## WRITTEN PROBLEM:
Can you write out all the lines word for word, with no pictures?

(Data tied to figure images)
[Begin]
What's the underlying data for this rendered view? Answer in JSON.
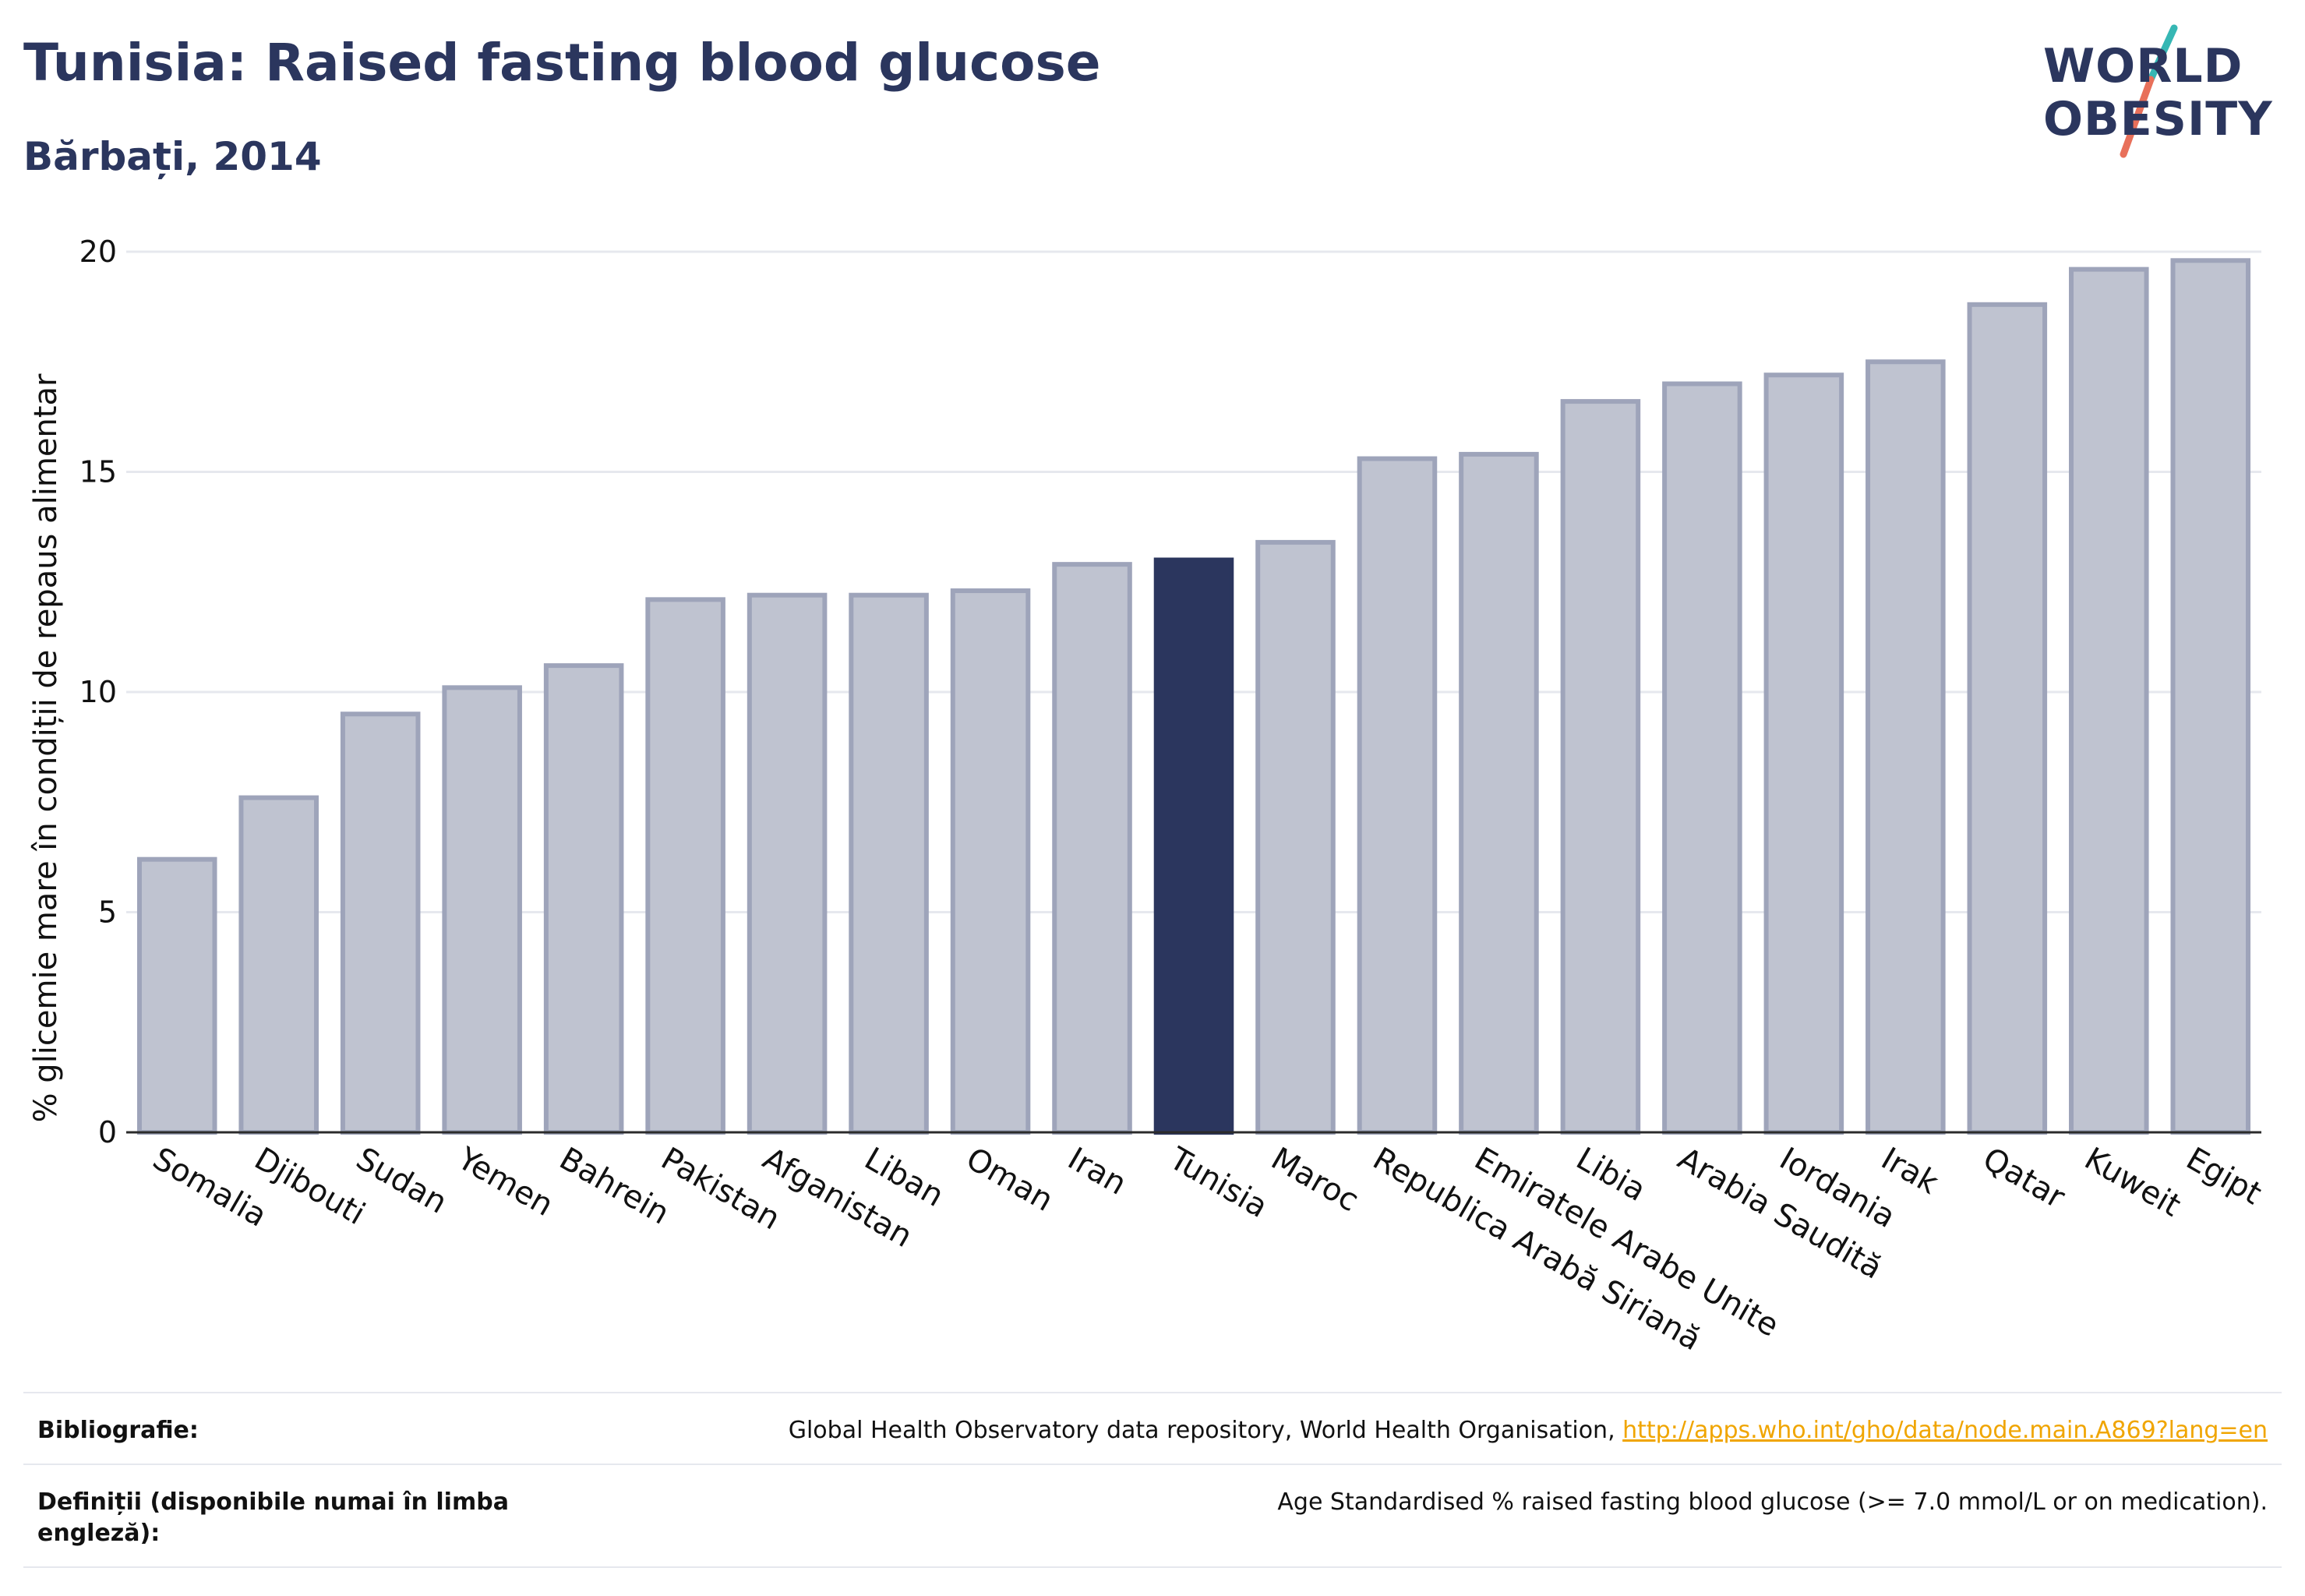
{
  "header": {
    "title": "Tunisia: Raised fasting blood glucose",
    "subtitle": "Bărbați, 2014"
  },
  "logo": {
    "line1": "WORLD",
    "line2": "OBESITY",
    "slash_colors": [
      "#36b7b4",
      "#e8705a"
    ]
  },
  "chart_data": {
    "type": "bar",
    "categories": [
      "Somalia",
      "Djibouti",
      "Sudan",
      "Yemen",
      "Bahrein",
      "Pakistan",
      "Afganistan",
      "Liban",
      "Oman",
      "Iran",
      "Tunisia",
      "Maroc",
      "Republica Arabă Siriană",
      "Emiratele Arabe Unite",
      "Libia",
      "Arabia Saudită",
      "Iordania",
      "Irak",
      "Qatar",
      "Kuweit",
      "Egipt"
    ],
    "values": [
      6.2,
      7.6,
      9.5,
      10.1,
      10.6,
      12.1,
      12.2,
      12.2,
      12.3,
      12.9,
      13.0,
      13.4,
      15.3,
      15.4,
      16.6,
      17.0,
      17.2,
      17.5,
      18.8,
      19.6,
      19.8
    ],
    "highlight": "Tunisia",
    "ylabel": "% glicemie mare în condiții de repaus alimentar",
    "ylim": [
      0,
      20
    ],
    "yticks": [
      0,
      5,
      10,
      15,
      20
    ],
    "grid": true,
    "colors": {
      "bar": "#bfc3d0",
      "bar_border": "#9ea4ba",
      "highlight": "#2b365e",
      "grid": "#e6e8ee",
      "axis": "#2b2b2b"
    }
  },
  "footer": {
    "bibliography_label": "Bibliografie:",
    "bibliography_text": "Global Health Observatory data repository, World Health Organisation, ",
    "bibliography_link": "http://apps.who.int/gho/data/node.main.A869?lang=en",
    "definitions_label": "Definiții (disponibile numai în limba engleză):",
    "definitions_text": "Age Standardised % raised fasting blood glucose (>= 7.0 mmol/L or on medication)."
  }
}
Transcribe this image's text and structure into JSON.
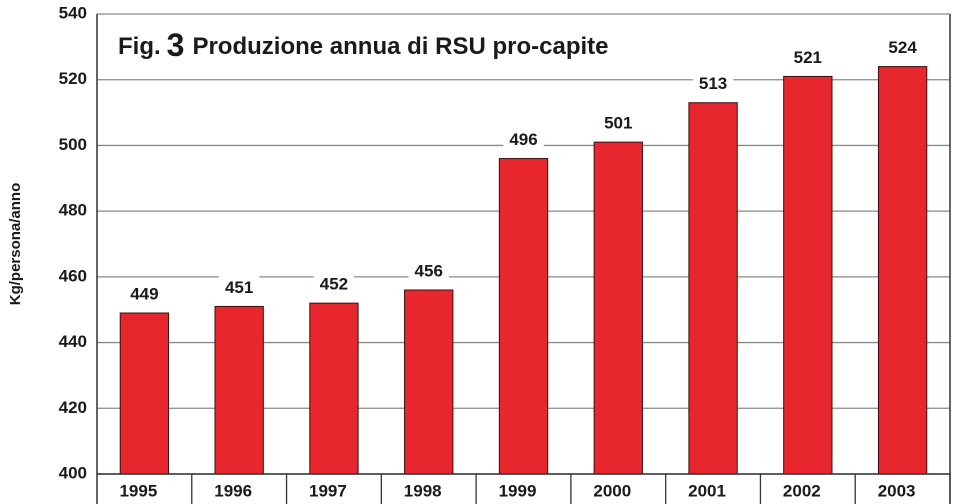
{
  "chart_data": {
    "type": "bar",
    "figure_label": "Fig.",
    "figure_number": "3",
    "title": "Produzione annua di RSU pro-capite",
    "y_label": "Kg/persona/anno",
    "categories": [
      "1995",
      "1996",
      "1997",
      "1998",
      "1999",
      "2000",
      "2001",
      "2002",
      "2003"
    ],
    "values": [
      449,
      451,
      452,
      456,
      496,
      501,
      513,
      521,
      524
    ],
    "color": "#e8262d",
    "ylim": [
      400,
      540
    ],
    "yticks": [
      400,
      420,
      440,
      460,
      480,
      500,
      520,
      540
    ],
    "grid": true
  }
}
[End]
## FULL ANSWER:
What's the underlying data for this rendered view? Answer in JSON.
{
  "header": {
    "title": "Tunisia: Raised fasting blood glucose",
    "subtitle": "Bărbați, 2014"
  },
  "logo": {
    "line1": "WORLD",
    "line2": "OBESITY",
    "slash_colors": [
      "#36b7b4",
      "#e8705a"
    ]
  },
  "chart_data": {
    "type": "bar",
    "categories": [
      "Somalia",
      "Djibouti",
      "Sudan",
      "Yemen",
      "Bahrein",
      "Pakistan",
      "Afganistan",
      "Liban",
      "Oman",
      "Iran",
      "Tunisia",
      "Maroc",
      "Republica Arabă Siriană",
      "Emiratele Arabe Unite",
      "Libia",
      "Arabia Saudită",
      "Iordania",
      "Irak",
      "Qatar",
      "Kuweit",
      "Egipt"
    ],
    "values": [
      6.2,
      7.6,
      9.5,
      10.1,
      10.6,
      12.1,
      12.2,
      12.2,
      12.3,
      12.9,
      13.0,
      13.4,
      15.3,
      15.4,
      16.6,
      17.0,
      17.2,
      17.5,
      18.8,
      19.6,
      19.8
    ],
    "highlight": "Tunisia",
    "ylabel": "% glicemie mare în condiții de repaus alimentar",
    "ylim": [
      0,
      20
    ],
    "yticks": [
      0,
      5,
      10,
      15,
      20
    ],
    "grid": true,
    "colors": {
      "bar": "#bfc3d0",
      "bar_border": "#9ea4ba",
      "highlight": "#2b365e",
      "grid": "#e6e8ee",
      "axis": "#2b2b2b"
    }
  },
  "footer": {
    "bibliography_label": "Bibliografie:",
    "bibliography_text": "Global Health Observatory data repository, World Health Organisation, ",
    "bibliography_link": "http://apps.who.int/gho/data/node.main.A869?lang=en",
    "definitions_label": "Definiții (disponibile numai în limba engleză):",
    "definitions_text": "Age Standardised % raised fasting blood glucose (>= 7.0 mmol/L or on medication)."
  }
}
Transcribe this image's text and structure into JSON.
{
  "chart_data": {
    "type": "bar",
    "figure_label": "Fig.",
    "figure_number": "3",
    "title": "Produzione annua di RSU pro-capite",
    "y_label": "Kg/persona/anno",
    "categories": [
      "1995",
      "1996",
      "1997",
      "1998",
      "1999",
      "2000",
      "2001",
      "2002",
      "2003"
    ],
    "values": [
      449,
      451,
      452,
      456,
      496,
      501,
      513,
      521,
      524
    ],
    "color": "#e8262d",
    "ylim": [
      400,
      540
    ],
    "yticks": [
      400,
      420,
      440,
      460,
      480,
      500,
      520,
      540
    ],
    "grid": true
  }
}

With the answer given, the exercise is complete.